§ **WHAT NEEDS TO BE DONE**
Return a copy of each line that holds the string "concernant".

━━ WORKING DATA ━━

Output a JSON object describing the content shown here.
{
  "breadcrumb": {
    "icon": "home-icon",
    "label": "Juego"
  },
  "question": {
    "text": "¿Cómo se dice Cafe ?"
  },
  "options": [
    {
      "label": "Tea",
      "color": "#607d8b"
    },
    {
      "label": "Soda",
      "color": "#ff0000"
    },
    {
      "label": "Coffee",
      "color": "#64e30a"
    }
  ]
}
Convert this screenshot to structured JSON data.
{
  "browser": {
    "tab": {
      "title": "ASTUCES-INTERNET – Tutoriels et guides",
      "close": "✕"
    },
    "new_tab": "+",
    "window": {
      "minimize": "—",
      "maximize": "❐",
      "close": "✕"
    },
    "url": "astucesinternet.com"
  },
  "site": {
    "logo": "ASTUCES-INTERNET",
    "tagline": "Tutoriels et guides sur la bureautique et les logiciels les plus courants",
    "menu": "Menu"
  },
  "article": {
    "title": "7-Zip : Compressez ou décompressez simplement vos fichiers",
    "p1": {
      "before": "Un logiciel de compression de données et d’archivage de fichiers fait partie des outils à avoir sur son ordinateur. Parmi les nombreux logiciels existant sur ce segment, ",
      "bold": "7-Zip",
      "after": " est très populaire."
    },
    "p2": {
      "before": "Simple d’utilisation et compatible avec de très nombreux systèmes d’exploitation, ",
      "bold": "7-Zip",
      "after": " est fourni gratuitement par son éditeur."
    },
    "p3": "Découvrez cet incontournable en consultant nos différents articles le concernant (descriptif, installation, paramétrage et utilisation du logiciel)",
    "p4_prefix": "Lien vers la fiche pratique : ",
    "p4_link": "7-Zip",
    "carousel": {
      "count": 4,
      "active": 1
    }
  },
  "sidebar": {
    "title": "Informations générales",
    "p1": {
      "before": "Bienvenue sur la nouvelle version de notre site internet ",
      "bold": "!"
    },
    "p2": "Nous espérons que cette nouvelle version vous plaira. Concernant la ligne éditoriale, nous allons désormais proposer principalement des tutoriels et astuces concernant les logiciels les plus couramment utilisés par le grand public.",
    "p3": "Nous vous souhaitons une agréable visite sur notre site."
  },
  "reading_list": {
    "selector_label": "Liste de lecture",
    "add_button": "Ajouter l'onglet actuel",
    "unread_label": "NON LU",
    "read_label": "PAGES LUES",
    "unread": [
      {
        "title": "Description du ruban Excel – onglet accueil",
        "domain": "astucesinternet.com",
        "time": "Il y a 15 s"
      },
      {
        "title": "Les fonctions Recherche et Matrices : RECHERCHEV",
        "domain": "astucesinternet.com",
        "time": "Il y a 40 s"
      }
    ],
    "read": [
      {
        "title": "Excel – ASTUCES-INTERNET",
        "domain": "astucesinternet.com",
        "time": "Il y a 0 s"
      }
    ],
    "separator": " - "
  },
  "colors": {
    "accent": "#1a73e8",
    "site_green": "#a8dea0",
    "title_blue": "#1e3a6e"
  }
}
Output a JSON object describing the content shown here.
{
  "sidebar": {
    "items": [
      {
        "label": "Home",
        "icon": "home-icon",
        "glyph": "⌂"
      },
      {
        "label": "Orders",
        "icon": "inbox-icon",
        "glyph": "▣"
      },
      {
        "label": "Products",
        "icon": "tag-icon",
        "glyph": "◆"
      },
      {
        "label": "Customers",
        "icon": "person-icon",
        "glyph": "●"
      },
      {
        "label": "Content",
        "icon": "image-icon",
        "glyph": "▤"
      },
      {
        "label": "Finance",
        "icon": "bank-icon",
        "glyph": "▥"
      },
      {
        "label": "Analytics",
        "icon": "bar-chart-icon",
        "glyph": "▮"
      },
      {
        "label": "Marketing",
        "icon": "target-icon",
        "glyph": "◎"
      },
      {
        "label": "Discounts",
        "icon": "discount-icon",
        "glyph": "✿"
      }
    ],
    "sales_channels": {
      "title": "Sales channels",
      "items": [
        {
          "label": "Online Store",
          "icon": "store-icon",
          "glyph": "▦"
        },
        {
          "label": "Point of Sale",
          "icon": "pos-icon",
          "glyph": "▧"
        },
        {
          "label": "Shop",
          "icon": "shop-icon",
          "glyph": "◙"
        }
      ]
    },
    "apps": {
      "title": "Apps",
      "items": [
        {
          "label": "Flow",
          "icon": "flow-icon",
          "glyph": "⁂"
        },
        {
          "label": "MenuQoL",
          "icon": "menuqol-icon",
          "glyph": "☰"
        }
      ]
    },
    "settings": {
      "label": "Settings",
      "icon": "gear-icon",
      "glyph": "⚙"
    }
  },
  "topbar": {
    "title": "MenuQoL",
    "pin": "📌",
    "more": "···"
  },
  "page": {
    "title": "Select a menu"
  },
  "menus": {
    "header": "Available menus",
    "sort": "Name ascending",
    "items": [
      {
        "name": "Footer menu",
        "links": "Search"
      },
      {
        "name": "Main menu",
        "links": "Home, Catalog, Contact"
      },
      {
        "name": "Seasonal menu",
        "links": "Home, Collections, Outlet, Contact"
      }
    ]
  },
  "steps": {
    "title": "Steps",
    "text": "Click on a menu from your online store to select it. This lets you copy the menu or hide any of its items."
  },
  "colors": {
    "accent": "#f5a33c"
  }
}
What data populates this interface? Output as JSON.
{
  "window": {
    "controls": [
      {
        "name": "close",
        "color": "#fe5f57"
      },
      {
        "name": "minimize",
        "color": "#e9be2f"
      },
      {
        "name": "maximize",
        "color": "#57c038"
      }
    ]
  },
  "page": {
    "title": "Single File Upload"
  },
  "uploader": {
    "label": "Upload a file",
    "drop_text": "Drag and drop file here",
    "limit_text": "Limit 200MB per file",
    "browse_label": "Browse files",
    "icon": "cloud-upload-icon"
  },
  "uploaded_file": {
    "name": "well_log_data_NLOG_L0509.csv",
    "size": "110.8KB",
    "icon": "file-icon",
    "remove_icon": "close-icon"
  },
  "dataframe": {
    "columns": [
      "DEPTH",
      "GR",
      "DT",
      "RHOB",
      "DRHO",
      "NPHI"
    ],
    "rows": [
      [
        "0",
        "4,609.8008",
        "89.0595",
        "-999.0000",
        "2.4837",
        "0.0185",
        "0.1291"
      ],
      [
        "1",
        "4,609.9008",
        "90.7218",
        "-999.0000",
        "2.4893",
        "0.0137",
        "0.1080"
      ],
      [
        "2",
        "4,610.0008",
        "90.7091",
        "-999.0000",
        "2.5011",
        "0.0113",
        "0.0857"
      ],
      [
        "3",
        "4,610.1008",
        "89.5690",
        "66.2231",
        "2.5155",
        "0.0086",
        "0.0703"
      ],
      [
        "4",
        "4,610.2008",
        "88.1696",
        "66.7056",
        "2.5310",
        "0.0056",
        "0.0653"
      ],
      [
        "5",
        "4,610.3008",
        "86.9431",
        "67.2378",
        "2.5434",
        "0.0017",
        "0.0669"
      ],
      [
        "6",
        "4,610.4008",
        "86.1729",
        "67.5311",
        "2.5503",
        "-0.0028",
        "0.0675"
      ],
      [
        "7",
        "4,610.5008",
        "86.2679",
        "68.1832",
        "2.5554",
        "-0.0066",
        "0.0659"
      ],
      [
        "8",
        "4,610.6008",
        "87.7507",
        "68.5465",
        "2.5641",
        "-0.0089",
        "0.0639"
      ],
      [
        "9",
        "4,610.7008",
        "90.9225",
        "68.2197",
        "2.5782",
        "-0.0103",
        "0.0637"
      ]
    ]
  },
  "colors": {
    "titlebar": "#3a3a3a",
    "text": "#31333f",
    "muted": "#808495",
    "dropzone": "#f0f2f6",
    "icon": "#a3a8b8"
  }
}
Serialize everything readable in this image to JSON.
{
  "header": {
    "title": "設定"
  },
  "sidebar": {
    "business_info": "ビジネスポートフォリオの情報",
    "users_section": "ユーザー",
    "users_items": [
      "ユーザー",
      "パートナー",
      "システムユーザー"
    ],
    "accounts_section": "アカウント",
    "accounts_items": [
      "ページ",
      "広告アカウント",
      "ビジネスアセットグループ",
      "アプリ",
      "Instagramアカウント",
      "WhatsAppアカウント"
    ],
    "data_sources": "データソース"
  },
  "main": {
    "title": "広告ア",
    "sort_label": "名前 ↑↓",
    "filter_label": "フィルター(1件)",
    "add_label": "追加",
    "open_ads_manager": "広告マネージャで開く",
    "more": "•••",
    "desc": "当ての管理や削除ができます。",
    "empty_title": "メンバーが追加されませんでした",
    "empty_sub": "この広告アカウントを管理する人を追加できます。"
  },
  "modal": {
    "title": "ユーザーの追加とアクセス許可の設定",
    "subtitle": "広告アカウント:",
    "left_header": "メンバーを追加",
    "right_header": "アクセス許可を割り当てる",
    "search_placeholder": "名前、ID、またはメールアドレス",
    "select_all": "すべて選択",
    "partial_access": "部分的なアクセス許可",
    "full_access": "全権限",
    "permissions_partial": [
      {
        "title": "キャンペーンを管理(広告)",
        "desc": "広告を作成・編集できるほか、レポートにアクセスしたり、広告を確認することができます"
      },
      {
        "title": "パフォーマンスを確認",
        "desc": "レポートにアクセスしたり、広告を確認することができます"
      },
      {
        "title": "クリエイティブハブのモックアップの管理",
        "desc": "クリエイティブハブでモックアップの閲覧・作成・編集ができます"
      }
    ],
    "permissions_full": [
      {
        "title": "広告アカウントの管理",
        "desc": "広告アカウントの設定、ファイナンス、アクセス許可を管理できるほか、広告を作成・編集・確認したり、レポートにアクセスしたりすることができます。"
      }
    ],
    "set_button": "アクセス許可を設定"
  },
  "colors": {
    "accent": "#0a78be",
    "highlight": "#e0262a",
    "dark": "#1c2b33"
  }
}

━━━

§ **TASK RESULT**
    "p3": "Découvrez cet incontournable en consultant nos différents articles le concernant (descriptif, installation, paramétrage et utilisation du logiciel)",
    "p2": "Nous espérons que cette nouvelle version vous plaira. Concernant la ligne éditoriale, nous allons désormais proposer principalement des tutoriels et astuces concernant les logiciels les plus couramment utilisés par le grand public.",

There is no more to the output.